- **Exercise prompt**
Extract every entry word for word. Skip the pictures.

- **Records to use**
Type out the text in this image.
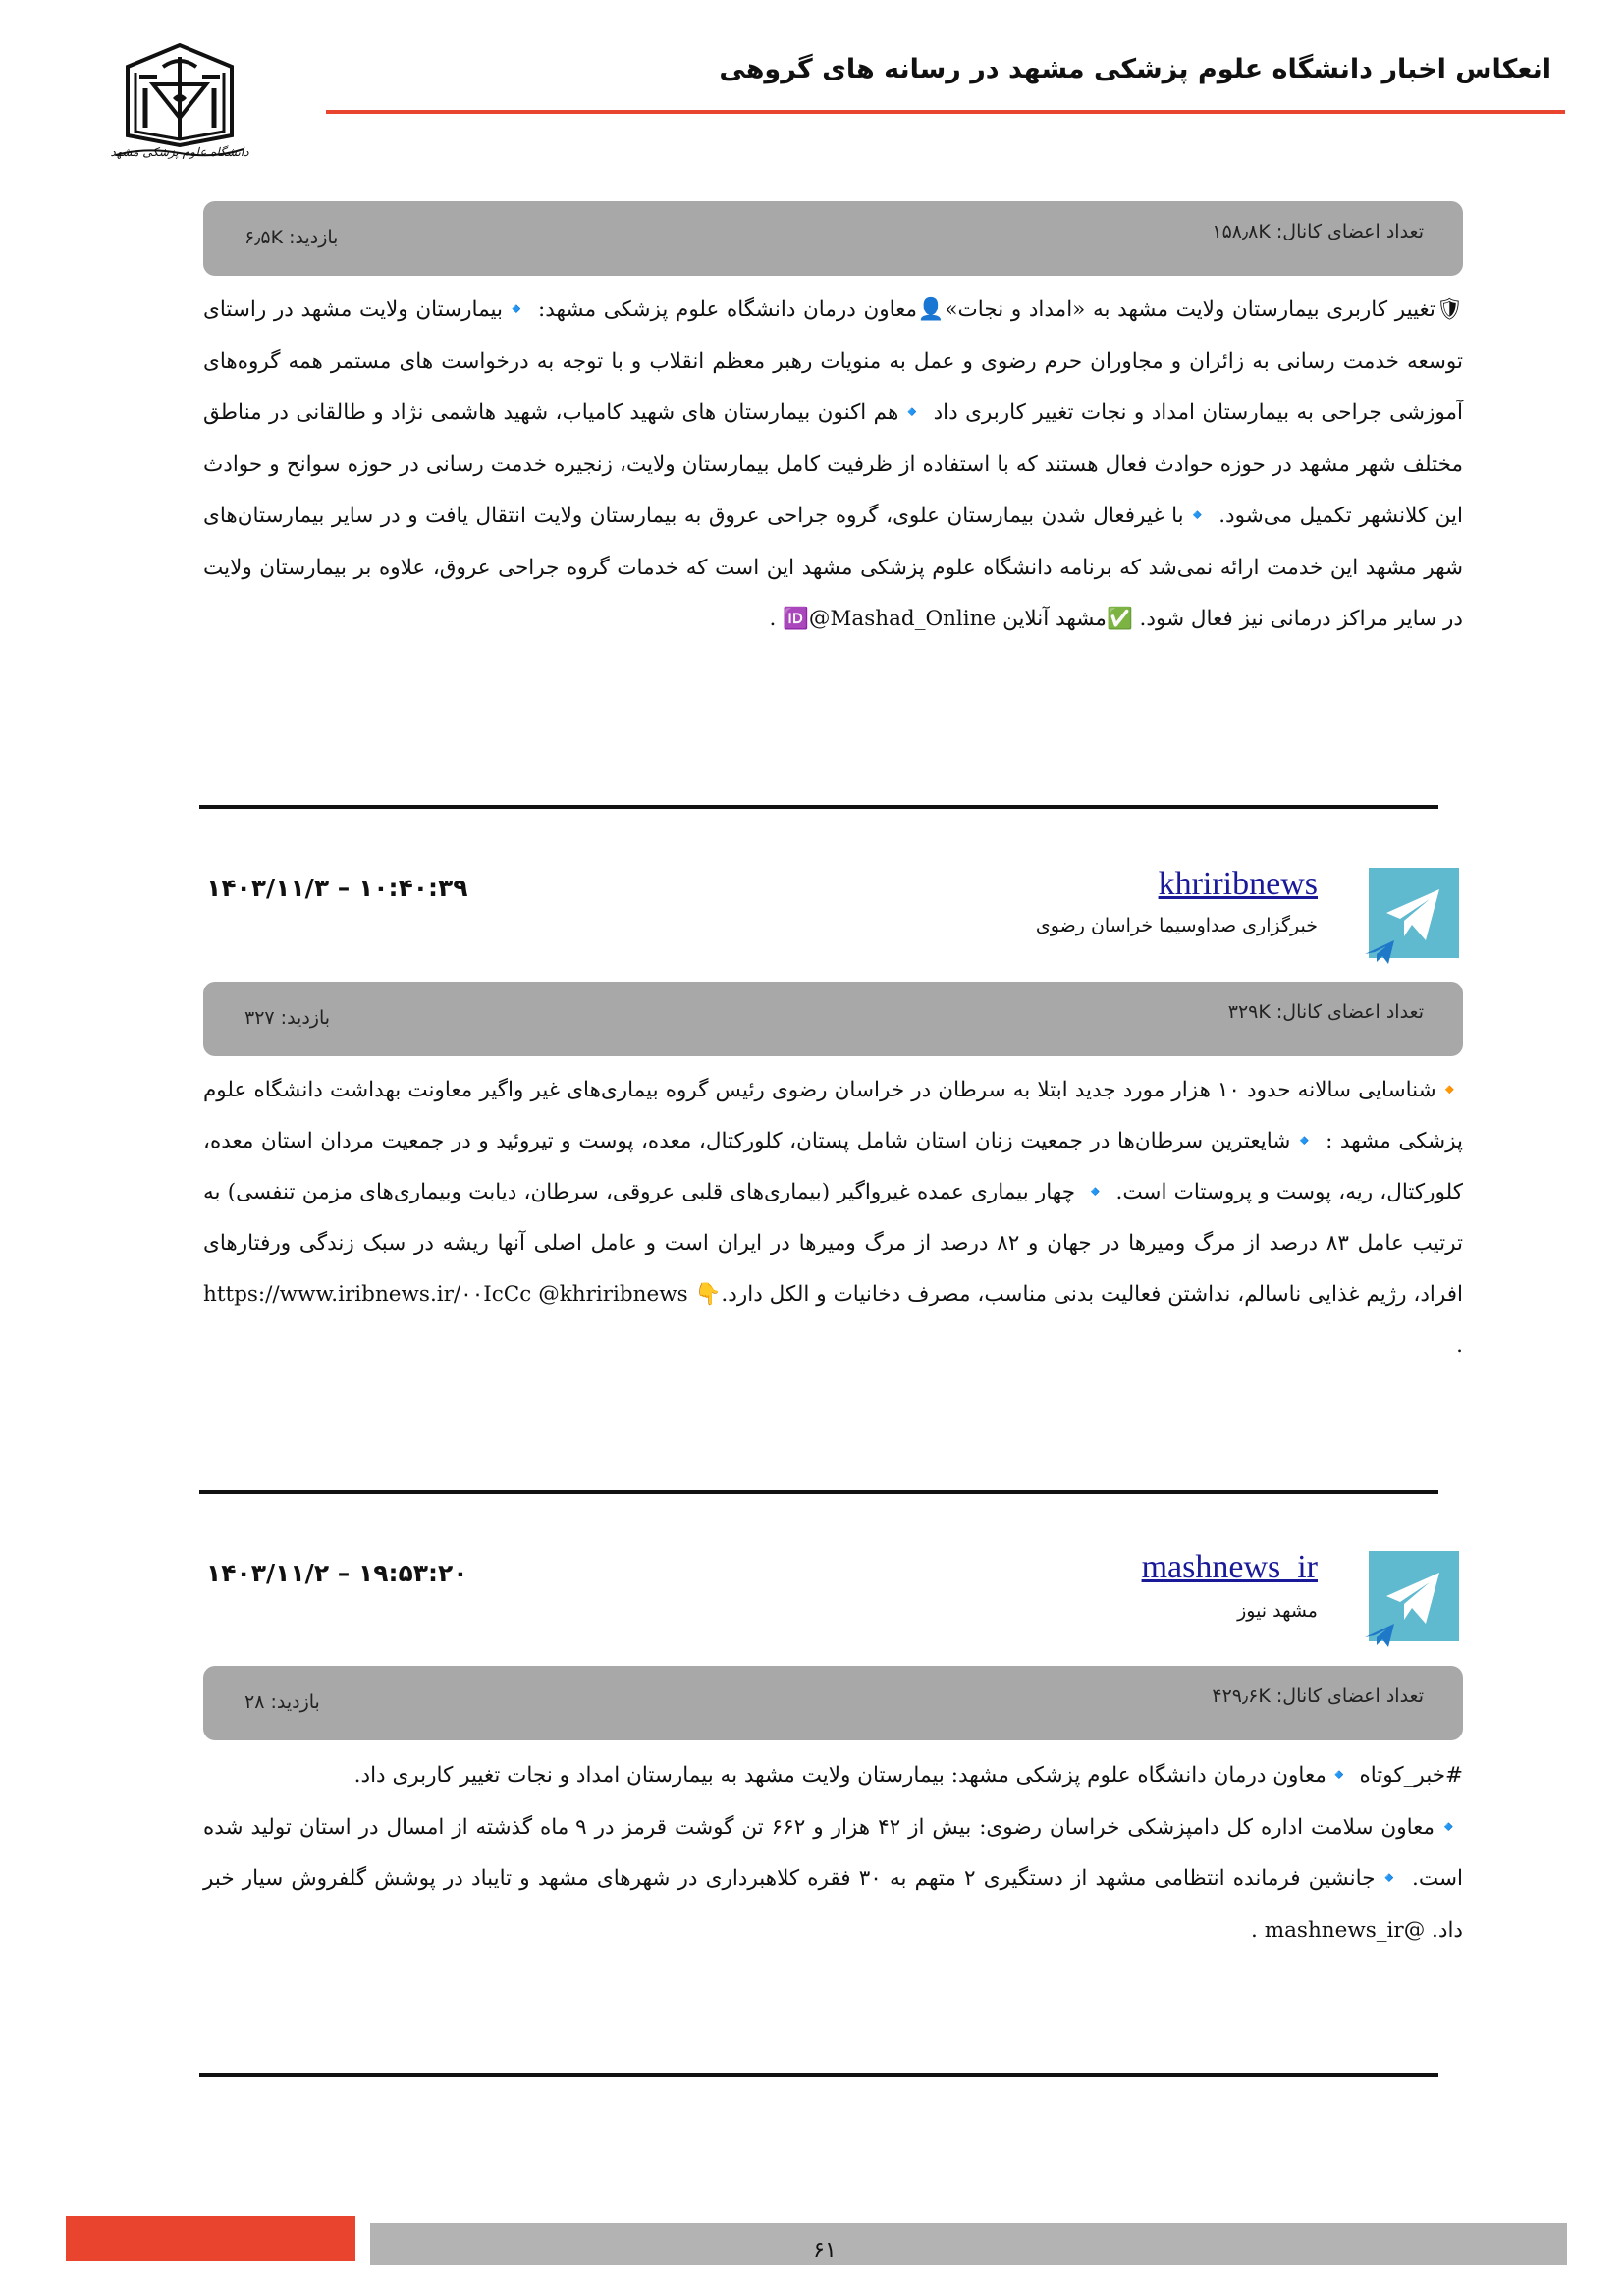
دانشگاه علوم پزشکی مشهد
انعکاس اخبار دانشگاه علوم پزشکی مشهد در رسانه های گروهی
تعداد اعضای کانال: ۱۵۸٫۸K
بازدید: ۶٫۵K

🛡تغییر کاربری بیمارستان ولایت مشهد به «امداد و نجات»👤معاون درمان دانشگاه علوم پزشکی مشهد: 🔹بیمارستان ولایت مشهد در راستای توسعه خدمت رسانی به زائران و مجاوران حرم رضوی و عمل به منویات رهبر معظم انقلاب و با توجه به درخواست های مستمر همه گروه‌های آموزشی جراحی به بیمارستان امداد و نجات تغییر کاربری داد 🔹هم اکنون بیمارستان های شهید کامیاب، شهید هاشمی نژاد و طالقانی در مناطق مختلف شهر مشهد در حوزه حوادث فعال هستند که با استفاده از ظرفیت کامل بیمارستان ولایت، زنجیره خدمت رسانی در حوزه سوانح و حوادث این کلانشهر تکمیل می‌شود. 🔹با غیرفعال شدن بیمارستان علوی، گروه جراحی عروق به بیمارستان ولایت انتقال یافت و در سایر بیمارستان‌های شهر مشهد این خدمت ارائه نمی‌شد که برنامه دانشگاه علوم پزشکی مشهد این است که خدمات گروه جراحی عروق، علاوه بر بیمارستان ولایت در سایر مراکز درمانی نیز فعال شود. ✅مشهد آنلاین 🆔@Mashad_Online .

khriribnews
خبرگزاری صداوسیما خراسان رضوی
۱۴۰۳/۱۱/۳ – ۱۰:۴۰:۳۹
تعداد اعضای کانال: ۳۲۹K
بازدید: ۳۲۷

🔸شناسایی سالانه حدود ۱۰ هزار مورد جدید ابتلا به سرطان در خراسان رضوی رئیس گروه بیماری‌های غیر واگیر معاونت بهداشت دانشگاه علوم پزشکی مشهد : 🔹شایعترین سرطان‌ها در جمعیت زنان استان شامل پستان، کلورکتال، معده، پوست و تیروئید و در جمعیت مردان استان معده، کلورکتال، ریه، پوست و پروستات است. 🔹 چهار بیماری عمده غیرواگیر (بیماری‌های قلبی عروقی، سرطان، دیابت وبیماری‌های مزمن تنفسی) به ترتیب عامل ۸۳ درصد از مرگ ومیرها در جهان و ۸۲ درصد از مرگ ومیرها در ایران است و عامل اصلی آنها ریشه در سبک زندگی ورفتارهای افراد، رژیم غذایی ناسالم، نداشتن فعالیت بدنی مناسب، مصرف دخانیات و الکل دارد.👇 https://www.iribnews.ir/۰۰IcCc @khriribnews .

mashnews_ir
مشهد نیوز
۱۴۰۳/۱۱/۲ – ۱۹:۵۳:۲۰
تعداد اعضای کانال: ۴۲۹٫۶K
بازدید: ۲۸

#خبر_کوتاه 🔹معاون درمان دانشگاه علوم پزشکی مشهد: بیمارستان ولایت مشهد به بیمارستان امداد و نجات تغییر کاربری داد.

🔹معاون سلامت اداره کل دامپزشکی خراسان رضوی: بیش از ۴۲ هزار و ۶۶۲ تن گوشت قرمز در ۹ ماه گذشته از امسال در استان تولید شده است. 🔹جانشین فرمانده انتظامی مشهد از دستگیری ۲ متهم به ۳۰ فقره کلاهبرداری در شهرهای مشهد و تایباد در پوشش گلفروش سیار خبر داد. @mashnews_ir .

۶۱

- **Solution below**
Type out the text in this image.
دانشگاه علوم پزشکی مشهد
انعکاس اخبار دانشگاه علوم پزشکی مشهد در رسانه های گروهی
تعداد اعضای کانال: ۱۵۸٫۸K
بازدید: ۶٫۵K

🛡تغییر کاربری بیمارستان ولایت مشهد به «امداد و نجات»👤معاون درمان دانشگاه علوم پزشکی مشهد: 🔹بیمارستان ولایت مشهد در راستای توسعه خدمت رسانی به زائران و مجاوران حرم رضوی و عمل به منویات رهبر معظم انقلاب و با توجه به درخواست های مستمر همه گروه‌های آموزشی جراحی به بیمارستان امداد و نجات تغییر کاربری داد 🔹هم اکنون بیمارستان های شهید کامیاب، شهید هاشمی نژاد و طالقانی در مناطق مختلف شهر مشهد در حوزه حوادث فعال هستند که با استفاده از ظرفیت کامل بیمارستان ولایت، زنجیره خدمت رسانی در حوزه سوانح و حوادث این کلانشهر تکمیل می‌شود. 🔹با غیرفعال شدن بیمارستان علوی، گروه جراحی عروق به بیمارستان ولایت انتقال یافت و در سایر بیمارستان‌های شهر مشهد این خدمت ارائه نمی‌شد که برنامه دانشگاه علوم پزشکی مشهد این است که خدمات گروه جراحی عروق، علاوه بر بیمارستان ولایت در سایر مراکز درمانی نیز فعال شود. ✅مشهد آنلاین 🆔@Mashad_Online .

khriribnews
خبرگزاری صداوسیما خراسان رضوی
۱۴۰۳/۱۱/۳ – ۱۰:۴۰:۳۹
تعداد اعضای کانال: ۳۲۹K
بازدید: ۳۲۷

🔸شناسایی سالانه حدود ۱۰ هزار مورد جدید ابتلا به سرطان در خراسان رضوی رئیس گروه بیماری‌های غیر واگیر معاونت بهداشت دانشگاه علوم پزشکی مشهد : 🔹شایعترین سرطان‌ها در جمعیت زنان استان شامل پستان، کلورکتال، معده، پوست و تیروئید و در جمعیت مردان استان معده، کلورکتال، ریه، پوست و پروستات است. 🔹 چهار بیماری عمده غیرواگیر (بیماری‌های قلبی عروقی، سرطان، دیابت وبیماری‌های مزمن تنفسی) به ترتیب عامل ۸۳ درصد از مرگ ومیرها در جهان و ۸۲ درصد از مرگ ومیرها در ایران است و عامل اصلی آنها ریشه در سبک زندگی ورفتارهای افراد، رژیم غذایی ناسالم، نداشتن فعالیت بدنی مناسب، مصرف دخانیات و الکل دارد.👇 https://www.iribnews.ir/۰۰IcCc @khriribnews .

mashnews_ir
مشهد نیوز
۱۴۰۳/۱۱/۲ – ۱۹:۵۳:۲۰
تعداد اعضای کانال: ۴۲۹٫۶K
بازدید: ۲۸

#خبر_کوتاه 🔹معاون درمان دانشگاه علوم پزشکی مشهد: بیمارستان ولایت مشهد به بیمارستان امداد و نجات تغییر کاربری داد.

🔹معاون سلامت اداره کل دامپزشکی خراسان رضوی: بیش از ۴۲ هزار و ۶۶۲ تن گوشت قرمز در ۹ ماه گذشته از امسال در استان تولید شده است. 🔹جانشین فرمانده انتظامی مشهد از دستگیری ۲ متهم به ۳۰ فقره کلاهبرداری در شهرهای مشهد و تایباد در پوشش گلفروش سیار خبر داد. @mashnews_ir .

۶۱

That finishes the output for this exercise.